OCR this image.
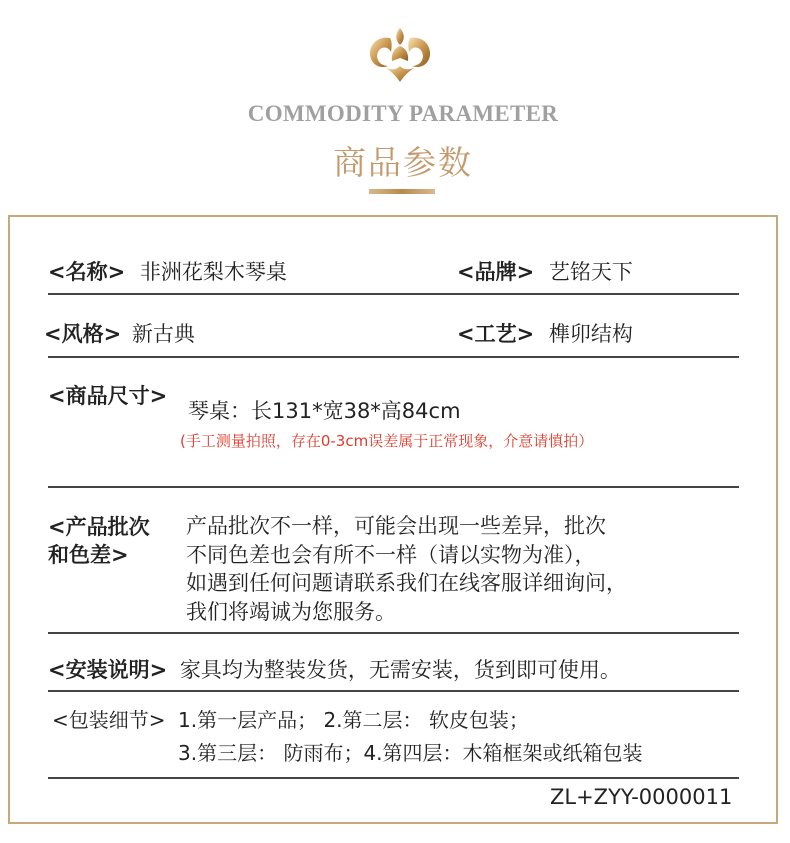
COMMODITY PARAMETER
商品参数
<名称> 非洲花梨木琴桌	<品牌> 艺铭天下
<风格> 新古典	<工艺> 榫卯结构
<商品尺寸>
琴桌：长131*宽38*高84cm
(手工测量拍照，存在0-3cm误差属于正常现象，介意请慎拍）
<产品批次
和色差>
产品批次不一样，可能会出现一些差异，批次
不同色差也会有所不一样（请以实物为准），
如遇到任何问题请联系我们在线客服详细询问，
我们将竭诚为您服务。
<安装说明> 家具均为整装发货，无需安装，货到即可使用。
<包装细节> 1.第一层产品； 2.第二层： 软皮包装；
3.第三层： 防雨布；4.第四层：木箱框架或纸箱包装
ZL+ZYY-0000011
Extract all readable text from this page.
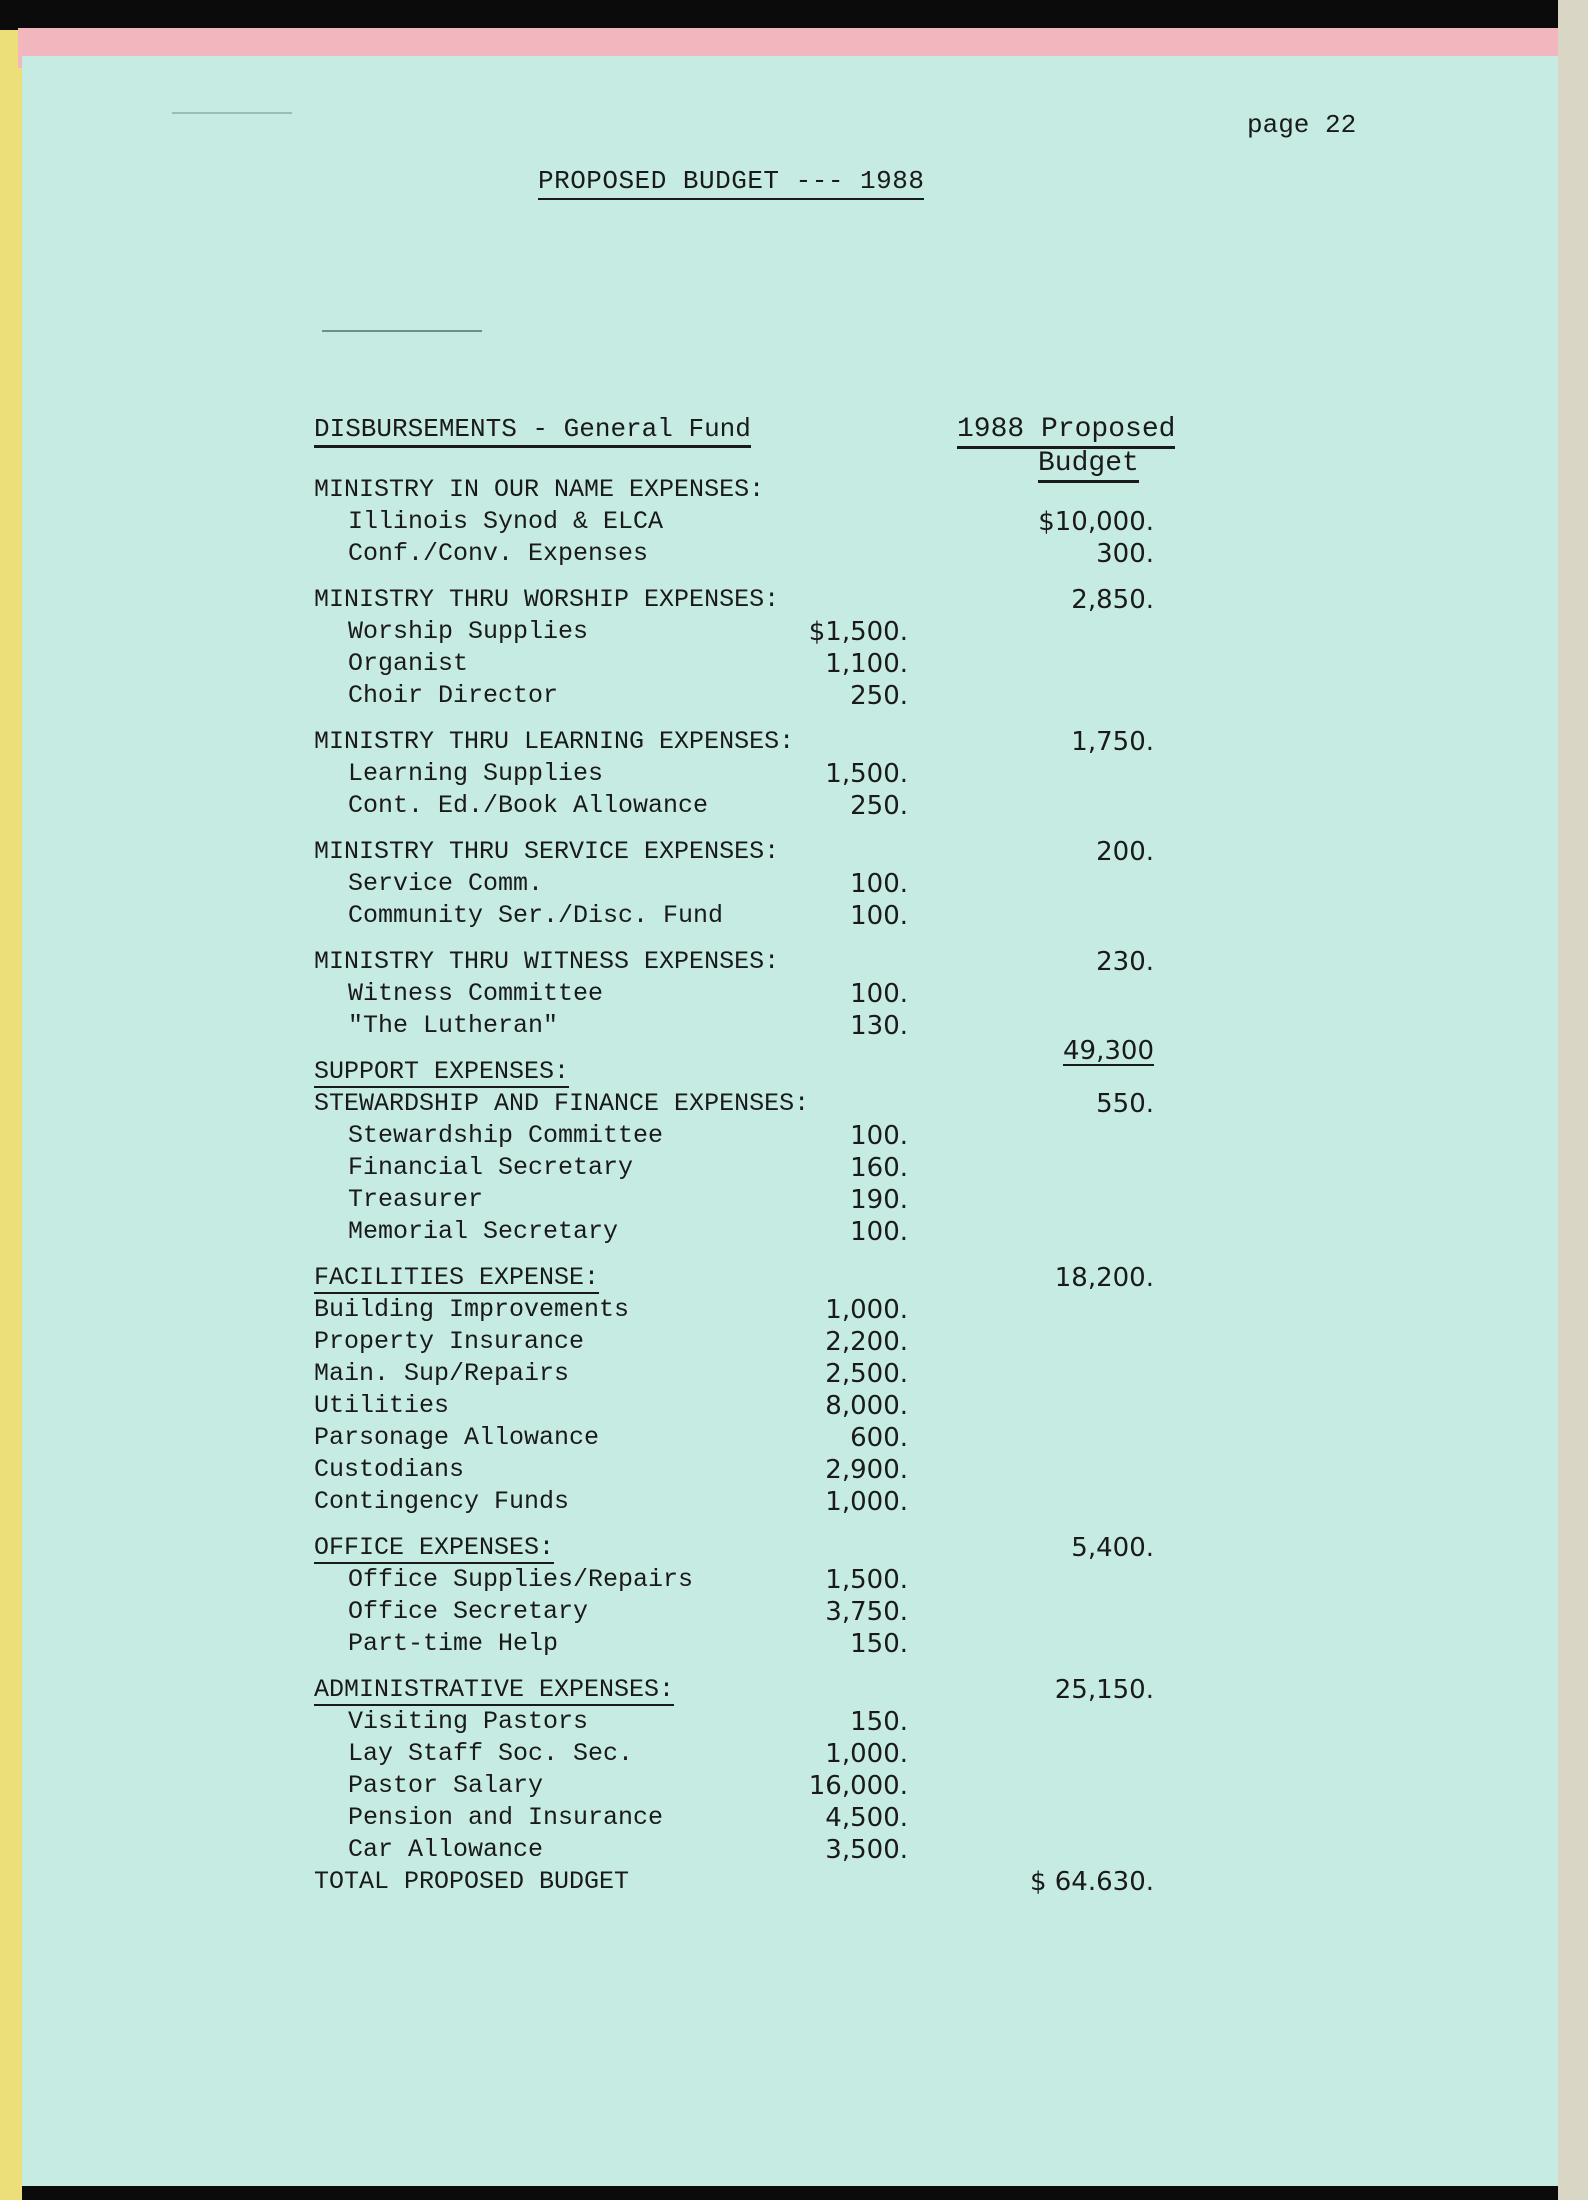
page 22
PROPOSED BUDGET --- 1988
DISBURSEMENTS - General Fund	1988 Proposed
Budget
MINISTRY IN OUR NAME EXPENSES:
Illinois Synod & ELCA	$10,000.
Conf./Conv. Expenses	300.
MINISTRY THRU WORSHIP EXPENSES:	2,850.
Worship Supplies	$1,500.
Organist	1,100.
Choir Director	250.
MINISTRY THRU LEARNING EXPENSES:	1,750.
Learning Supplies	1,500.
Cont. Ed./Book Allowance	250.
MINISTRY THRU SERVICE EXPENSES:	200.
Service Comm.	100.
Community Ser./Disc. Fund	100.
MINISTRY THRU WITNESS EXPENSES:	230.
Witness Committee	100.
"The Lutheran"	130.
SUPPORT EXPENSES:
49,300
STEWARDSHIP AND FINANCE EXPENSES:	550.
Stewardship Committee	100.
Financial Secretary	160.
Treasurer	190.
Memorial Secretary	100.
FACILITIES EXPENSE:	18,200.
Building Improvements	1,000.
Property Insurance	2,200.
Main. Sup/Repairs	2,500.
Utilities	8,000.
Parsonage Allowance	600.
Custodians	2,900.
Contingency Funds	1,000.
OFFICE EXPENSES:	5,400.
Office Supplies/Repairs	1,500.
Office Secretary	3,750.
Part-time Help	150.
ADMINISTRATIVE EXPENSES:	25,150.
Visiting Pastors	150.
Lay Staff Soc. Sec.	1,000.
Pastor Salary	16,000.
Pension and Insurance	4,500.
Car Allowance	3,500.
TOTAL PROPOSED BUDGET	$ 64.630.
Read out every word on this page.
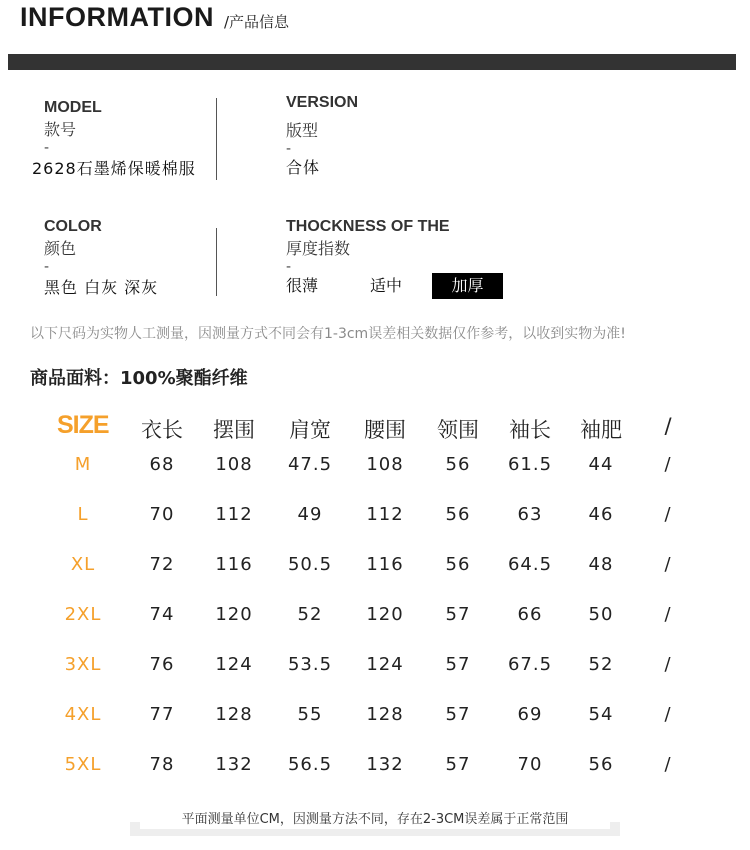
INFORMATION /产品信息
MODEL
款号
-
2628石墨烯保暖棉服
VERSION
版型
-
合体
COLOR
颜色
-
黑色 白灰 深灰
THOCKNESS OF THE
厚度指数
-
很薄	适中	加厚
以下尺码为实物人工测量，因测量方式不同会有1-3cm误差相关数据仅作参考，以收到实物为准!
商品面料：100%聚酯纤维
SIZE	衣长	摆围	肩宽	腰围	领围	袖长	袖肥	/
M	68	108	47.5	108	56	61.5	44	/
L	70	112	49	112	56	63	46	/
XL	72	116	50.5	116	56	64.5	48	/
2XL	74	120	52	120	57	66	50	/
3XL	76	124	53.5	124	57	67.5	52	/
4XL	77	128	55	128	57	69	54	/
5XL	78	132	56.5	132	57	70	56	/
平面测量单位CM，因测量方法不同，存在2-3CM误差属于正常范围
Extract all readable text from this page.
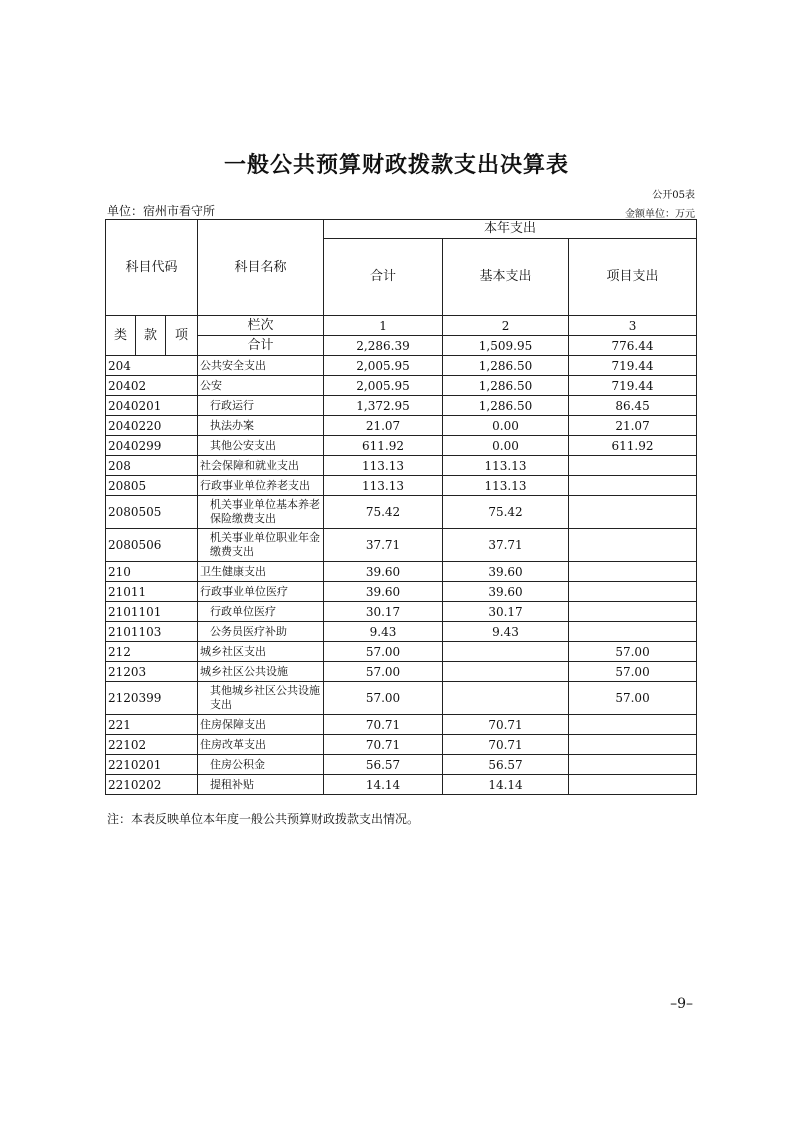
一般公共预算财政拨款支出决算表
公开05表
单位：宿州市看守所	金额单位：万元
科目代码			科目名称	本年支出		
				合计	基本支出	项目支出
类	款	项	栏次	1	2	3
			合计	2,286.39	1,509.95	776.44
204			公共安全支出	2,005.95	1,286.50	719.44
20402			公安	2,005.95	1,286.50	719.44
2040201			行政运行	1,372.95	1,286.50	86.45
2040220			执法办案	21.07	0.00	21.07
2040299			其他公安支出	611.92	0.00	611.92
208			社会保障和就业支出	113.13	113.13	
20805			行政事业单位养老支出	113.13	113.13	
2080505			机关事业单位基本养老保险缴费支出	75.42	75.42	
2080506			机关事业单位职业年金缴费支出	37.71	37.71	
210			卫生健康支出	39.60	39.60	
21011			行政事业单位医疗	39.60	39.60	
2101101			行政单位医疗	30.17	30.17	
2101103			公务员医疗补助	9.43	9.43	
212			城乡社区支出	57.00		57.00
21203			城乡社区公共设施	57.00		57.00
2120399			其他城乡社区公共设施支出	57.00		57.00
221			住房保障支出	70.71	70.71	
22102			住房改革支出	70.71	70.71	
2210201			住房公积金	56.57	56.57	
2210202			提租补贴	14.14	14.14	
注：本表反映单位本年度一般公共预算财政拨款支出情况。
–9–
══════
SHORT EXERCISE: Find how many lines in the records contain the string "this", then give the number alone.

EXERCISE OUTPUT: 4